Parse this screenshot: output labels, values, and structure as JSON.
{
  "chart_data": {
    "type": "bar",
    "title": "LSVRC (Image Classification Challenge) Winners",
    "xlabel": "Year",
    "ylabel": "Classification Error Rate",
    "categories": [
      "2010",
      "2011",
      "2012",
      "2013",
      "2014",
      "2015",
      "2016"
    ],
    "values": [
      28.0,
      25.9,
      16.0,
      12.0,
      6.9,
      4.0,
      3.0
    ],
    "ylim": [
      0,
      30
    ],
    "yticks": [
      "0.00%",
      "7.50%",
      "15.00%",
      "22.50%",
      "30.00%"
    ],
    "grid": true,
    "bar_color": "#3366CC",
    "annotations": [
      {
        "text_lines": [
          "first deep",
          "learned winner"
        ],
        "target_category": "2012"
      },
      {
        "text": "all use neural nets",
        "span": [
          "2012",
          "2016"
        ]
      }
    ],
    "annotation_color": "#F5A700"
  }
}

______

◆ **STATED GOAL**
Write out the full listing, keeping every line exactly as it is.

◆ **FINAL RESULT**
Parse this screenshot: output labels, values, and structure as JSON.
{
  "chart_data": {
    "type": "bar",
    "title": "LSVRC (Image Classification Challenge) Winners",
    "xlabel": "Year",
    "ylabel": "Classification Error Rate",
    "categories": [
      "2010",
      "2011",
      "2012",
      "2013",
      "2014",
      "2015",
      "2016"
    ],
    "values": [
      28.0,
      25.9,
      16.0,
      12.0,
      6.9,
      4.0,
      3.0
    ],
    "ylim": [
      0,
      30
    ],
    "yticks": [
      "0.00%",
      "7.50%",
      "15.00%",
      "22.50%",
      "30.00%"
    ],
    "grid": true,
    "bar_color": "#3366CC",
    "annotations": [
      {
        "text_lines": [
          "first deep",
          "learned winner"
        ],
        "target_category": "2012"
      },
      {
        "text": "all use neural nets",
        "span": [
          "2012",
          "2016"
        ]
      }
    ],
    "annotation_color": "#F5A700"
  }
}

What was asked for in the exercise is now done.